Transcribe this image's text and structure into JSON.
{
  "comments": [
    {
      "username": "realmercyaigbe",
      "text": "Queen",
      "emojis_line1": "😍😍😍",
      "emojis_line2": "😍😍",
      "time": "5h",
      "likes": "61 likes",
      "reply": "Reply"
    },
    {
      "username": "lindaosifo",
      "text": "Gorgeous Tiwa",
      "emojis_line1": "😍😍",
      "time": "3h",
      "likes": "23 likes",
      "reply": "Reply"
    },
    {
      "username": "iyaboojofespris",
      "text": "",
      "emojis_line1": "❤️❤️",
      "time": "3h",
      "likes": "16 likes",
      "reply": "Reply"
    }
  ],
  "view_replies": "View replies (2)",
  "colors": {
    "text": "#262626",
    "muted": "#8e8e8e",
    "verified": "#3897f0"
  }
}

****************

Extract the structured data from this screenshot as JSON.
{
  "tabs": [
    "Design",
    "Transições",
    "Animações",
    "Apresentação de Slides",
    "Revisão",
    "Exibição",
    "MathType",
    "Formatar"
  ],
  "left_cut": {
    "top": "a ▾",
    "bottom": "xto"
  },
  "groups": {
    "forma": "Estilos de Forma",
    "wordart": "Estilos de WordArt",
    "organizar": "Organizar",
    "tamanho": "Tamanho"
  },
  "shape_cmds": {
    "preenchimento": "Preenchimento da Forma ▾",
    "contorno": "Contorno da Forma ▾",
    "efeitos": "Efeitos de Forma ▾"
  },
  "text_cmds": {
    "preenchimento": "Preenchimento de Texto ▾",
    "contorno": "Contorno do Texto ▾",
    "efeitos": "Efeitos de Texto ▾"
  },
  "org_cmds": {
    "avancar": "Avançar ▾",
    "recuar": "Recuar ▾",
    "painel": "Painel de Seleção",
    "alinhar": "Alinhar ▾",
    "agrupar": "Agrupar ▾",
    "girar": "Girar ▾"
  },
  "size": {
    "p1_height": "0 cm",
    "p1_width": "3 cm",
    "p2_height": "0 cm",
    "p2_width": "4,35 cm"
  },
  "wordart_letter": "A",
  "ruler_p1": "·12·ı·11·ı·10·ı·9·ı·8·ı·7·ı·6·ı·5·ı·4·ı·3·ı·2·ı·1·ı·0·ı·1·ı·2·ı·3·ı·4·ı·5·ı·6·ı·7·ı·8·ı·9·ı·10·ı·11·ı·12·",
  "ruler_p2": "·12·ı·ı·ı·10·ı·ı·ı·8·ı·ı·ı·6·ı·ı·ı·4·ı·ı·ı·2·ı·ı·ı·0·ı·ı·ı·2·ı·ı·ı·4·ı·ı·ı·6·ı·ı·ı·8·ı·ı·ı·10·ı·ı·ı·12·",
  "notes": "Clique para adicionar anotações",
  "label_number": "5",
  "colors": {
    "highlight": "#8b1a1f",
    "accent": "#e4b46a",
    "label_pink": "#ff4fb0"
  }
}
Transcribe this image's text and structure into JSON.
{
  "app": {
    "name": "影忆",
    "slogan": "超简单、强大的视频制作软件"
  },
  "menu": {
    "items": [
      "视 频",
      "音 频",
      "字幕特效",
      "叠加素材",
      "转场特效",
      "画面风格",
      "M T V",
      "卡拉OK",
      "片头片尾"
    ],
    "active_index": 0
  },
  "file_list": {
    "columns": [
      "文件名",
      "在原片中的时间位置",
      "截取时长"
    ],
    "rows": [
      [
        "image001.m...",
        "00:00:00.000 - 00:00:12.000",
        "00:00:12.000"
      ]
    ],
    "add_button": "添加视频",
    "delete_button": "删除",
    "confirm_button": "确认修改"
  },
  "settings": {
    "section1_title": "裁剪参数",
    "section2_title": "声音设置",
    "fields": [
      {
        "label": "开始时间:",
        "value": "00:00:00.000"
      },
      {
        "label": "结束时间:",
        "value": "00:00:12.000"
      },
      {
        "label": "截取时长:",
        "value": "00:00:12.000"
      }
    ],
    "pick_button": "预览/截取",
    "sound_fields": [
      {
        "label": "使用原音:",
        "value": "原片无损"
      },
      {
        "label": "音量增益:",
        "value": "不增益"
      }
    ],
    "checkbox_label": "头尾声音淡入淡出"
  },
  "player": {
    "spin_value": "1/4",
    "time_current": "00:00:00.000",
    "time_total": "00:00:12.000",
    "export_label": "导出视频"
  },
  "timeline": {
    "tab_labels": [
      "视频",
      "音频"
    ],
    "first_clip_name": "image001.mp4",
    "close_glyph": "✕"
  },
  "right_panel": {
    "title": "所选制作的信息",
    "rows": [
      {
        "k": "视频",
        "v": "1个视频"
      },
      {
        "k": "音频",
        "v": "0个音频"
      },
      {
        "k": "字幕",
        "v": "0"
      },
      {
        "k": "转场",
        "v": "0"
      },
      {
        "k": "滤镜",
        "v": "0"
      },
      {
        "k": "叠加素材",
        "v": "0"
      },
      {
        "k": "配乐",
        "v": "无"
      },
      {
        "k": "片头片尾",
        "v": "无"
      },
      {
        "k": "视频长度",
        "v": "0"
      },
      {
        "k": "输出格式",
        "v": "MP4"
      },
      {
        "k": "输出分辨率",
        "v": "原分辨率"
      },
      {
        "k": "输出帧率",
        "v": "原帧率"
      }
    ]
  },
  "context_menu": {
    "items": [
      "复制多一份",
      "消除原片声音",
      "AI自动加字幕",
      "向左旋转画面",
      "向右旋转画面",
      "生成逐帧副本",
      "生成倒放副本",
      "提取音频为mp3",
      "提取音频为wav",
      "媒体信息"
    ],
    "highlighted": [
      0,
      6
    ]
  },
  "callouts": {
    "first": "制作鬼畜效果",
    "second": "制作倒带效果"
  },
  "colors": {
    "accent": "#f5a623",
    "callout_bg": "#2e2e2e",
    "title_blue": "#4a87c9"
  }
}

****************

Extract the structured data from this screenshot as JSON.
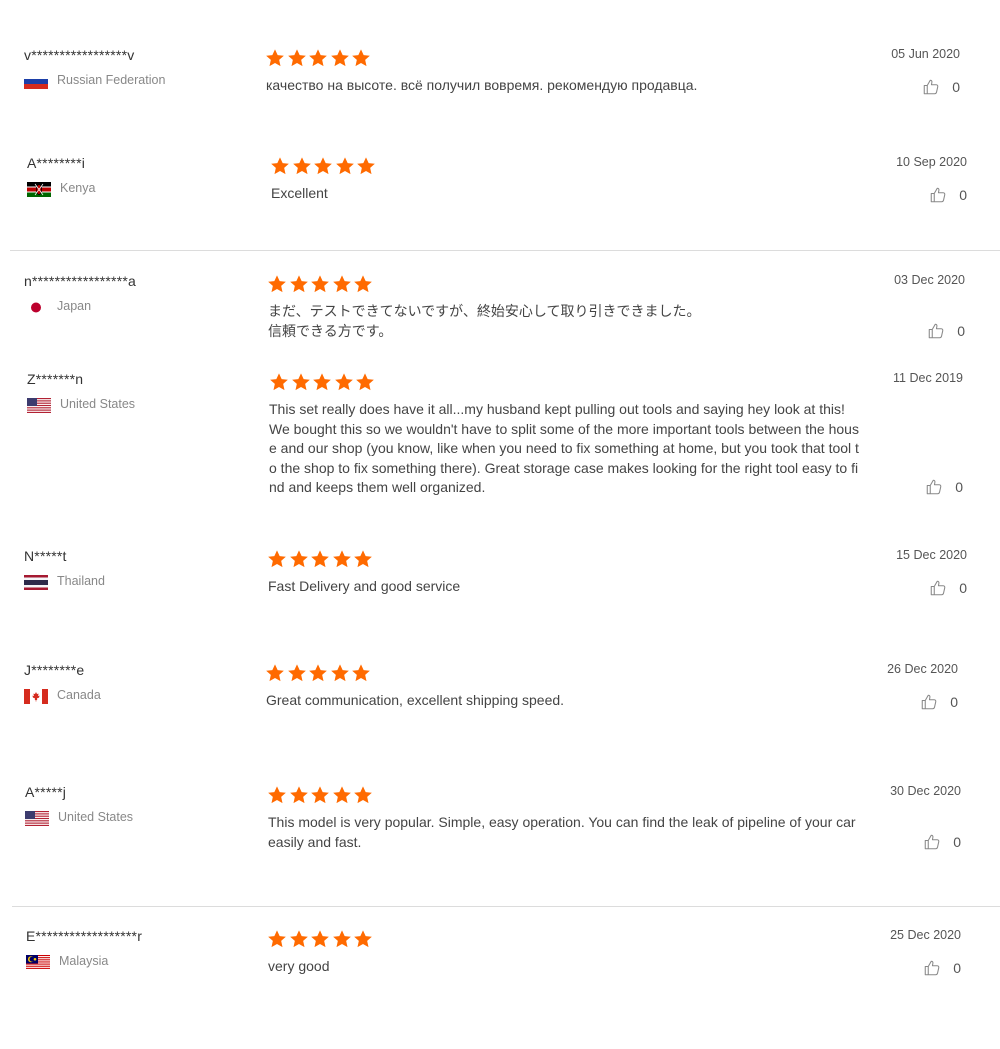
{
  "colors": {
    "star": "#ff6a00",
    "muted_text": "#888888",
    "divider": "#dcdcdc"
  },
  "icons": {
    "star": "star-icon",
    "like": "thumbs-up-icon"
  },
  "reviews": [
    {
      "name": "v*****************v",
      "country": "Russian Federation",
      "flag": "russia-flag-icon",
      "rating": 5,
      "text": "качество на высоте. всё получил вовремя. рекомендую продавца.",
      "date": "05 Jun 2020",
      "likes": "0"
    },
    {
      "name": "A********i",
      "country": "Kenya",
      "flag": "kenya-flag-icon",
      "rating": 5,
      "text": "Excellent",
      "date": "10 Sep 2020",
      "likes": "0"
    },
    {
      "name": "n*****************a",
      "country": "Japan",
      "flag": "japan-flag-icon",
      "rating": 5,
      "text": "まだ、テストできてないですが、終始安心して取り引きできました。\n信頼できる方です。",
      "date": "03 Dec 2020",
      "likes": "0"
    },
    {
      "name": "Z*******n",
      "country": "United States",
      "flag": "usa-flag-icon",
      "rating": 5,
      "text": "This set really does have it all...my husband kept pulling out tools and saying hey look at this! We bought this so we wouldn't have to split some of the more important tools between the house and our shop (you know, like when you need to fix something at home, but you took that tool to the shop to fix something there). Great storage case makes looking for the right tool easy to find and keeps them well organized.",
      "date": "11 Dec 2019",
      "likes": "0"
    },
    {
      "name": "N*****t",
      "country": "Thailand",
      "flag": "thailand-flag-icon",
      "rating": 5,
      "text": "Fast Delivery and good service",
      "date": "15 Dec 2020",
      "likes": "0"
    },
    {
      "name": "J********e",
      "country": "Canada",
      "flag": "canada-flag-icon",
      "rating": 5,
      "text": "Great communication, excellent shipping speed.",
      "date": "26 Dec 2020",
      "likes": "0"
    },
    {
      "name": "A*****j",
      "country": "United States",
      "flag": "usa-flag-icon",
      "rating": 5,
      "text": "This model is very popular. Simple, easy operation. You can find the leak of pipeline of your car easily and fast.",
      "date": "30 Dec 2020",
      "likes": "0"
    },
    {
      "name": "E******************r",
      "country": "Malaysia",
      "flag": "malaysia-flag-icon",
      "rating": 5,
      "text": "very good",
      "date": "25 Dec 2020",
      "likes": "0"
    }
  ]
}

****************

Pick out every line with the string "contorno" and copy it.

▶ Finished answer
    "contorno": "Contorno da Forma ▾",
    "contorno": "Contorno do Texto ▾",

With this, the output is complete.